▶ [To be done] Tally every line of the material that includes "Development", then give the tally and nothing else.
* start Given data *
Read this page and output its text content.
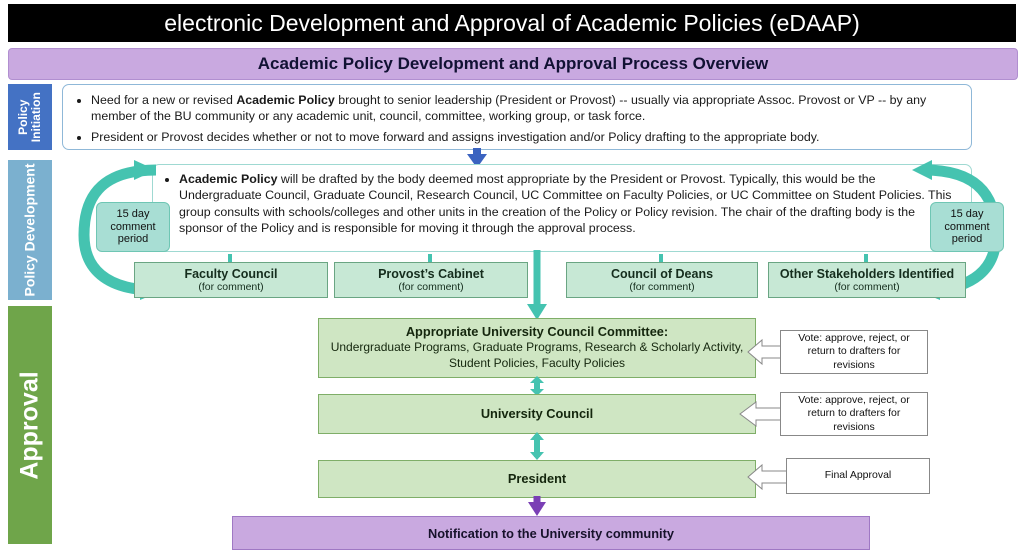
electronic Development and Approval of Academic Policies (eDAAP)
Academic Policy Development and Approval Process Overview
Policy Initiation
Policy Development
Approval
• Need for a new or revised Academic Policy brought to senior leadership (President or Provost) -- usually via appropriate Assoc. Provost or VP -- by any member of the BU community or any academic unit, council, committee, working group, or task force.
• President or Provost decides whether or not to move forward and assigns investigation and/or Policy drafting to the appropriate body.
• Academic Policy will be drafted by the body deemed most appropriate by the President or Provost. Typically, this would be the Undergraduate Council, Graduate Council, Research Council, UC Committee on Faculty Policies, or UC Committee on Student Policies. This group consults with schools/colleges and other units in the creation of the Policy or Policy revision. The chair of the drafting body is the sponsor of the Policy and is responsible for moving it through the approval process.
15 day comment period
15 day comment period
Faculty Council
(for comment)
Provost’s Cabinet
(for comment)
Council of Deans
(for comment)
Other Stakeholders Identified
(for comment)
Appropriate University Council Committee:
Undergraduate Programs, Graduate Programs, Research & Scholarly Activity, Student Policies, Faculty Policies
University Council
President
Vote: approve, reject, or return to drafters for revisions
Vote: approve, reject, or return to drafters for revisions
Final Approval
Notification to the University community
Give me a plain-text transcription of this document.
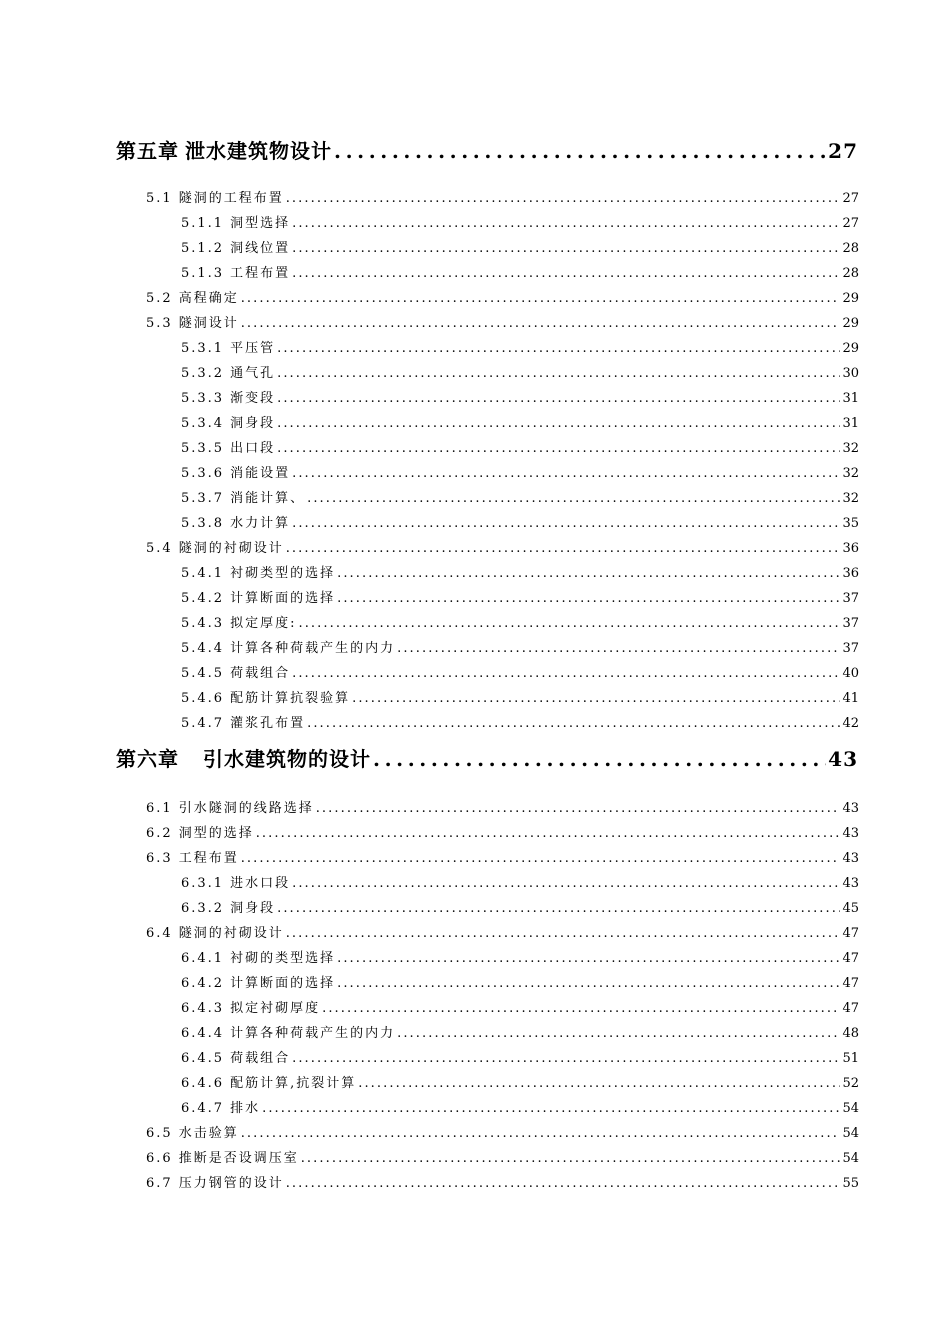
第五章 泄水建筑物设计 .....	27
5.1 隧洞的工程布置 .....	27
5.1.1 洞型选择 .....	27
5.1.2 洞线位置 .....	28
5.1.3 工程布置 .....	28
5.2 高程确定 .....	29
5.3 隧洞设计 .....	29
5.3.1 平压管 .....	29
5.3.2 通气孔 .....	30
5.3.3 渐变段 .....	31
5.3.4 洞身段 .....	31
5.3.5 出口段 .....	32
5.3.6 消能设置 .....	32
5.3.7 消能计算、 .....	32
5.3.8 水力计算 .....	35
5.4 隧洞的衬砌设计 .....	36
5.4.1 衬砌类型的选择 .....	36
5.4.2 计算断面的选择 .....	37
5.4.3 拟定厚度: .....	37
5.4.4 计算各种荷载产生的内力 .....	37
5.4.5 荷载组合 .....	40
5.4.6 配筋计算抗裂验算 .....	41
5.4.7 灌浆孔布置 .....	42
第六章 引水建筑物的设计 .....	43
6.1 引水隧洞的线路选择 .....	43
6.2 洞型的选择 .....	43
6.3 工程布置 .....	43
6.3.1 进水口段 .....	43
6.3.2 洞身段 .....	45
6.4 隧洞的衬砌设计 .....	47
6.4.1 衬砌的类型选择 .....	47
6.4.2 计算断面的选择 .....	47
6.4.3 拟定衬砌厚度 .....	47
6.4.4 计算各种荷载产生的内力 .....	48
6.4.5 荷载组合 .....	51
6.4.6 配筋计算,抗裂计算 .....	52
6.4.7 排水 .....	54
6.5 水击验算 .....	54
6.6 推断是否设调压室 .....	54
6.7 压力钢管的设计 .....	55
* end Given data *
▶ [Response to this exercise] 3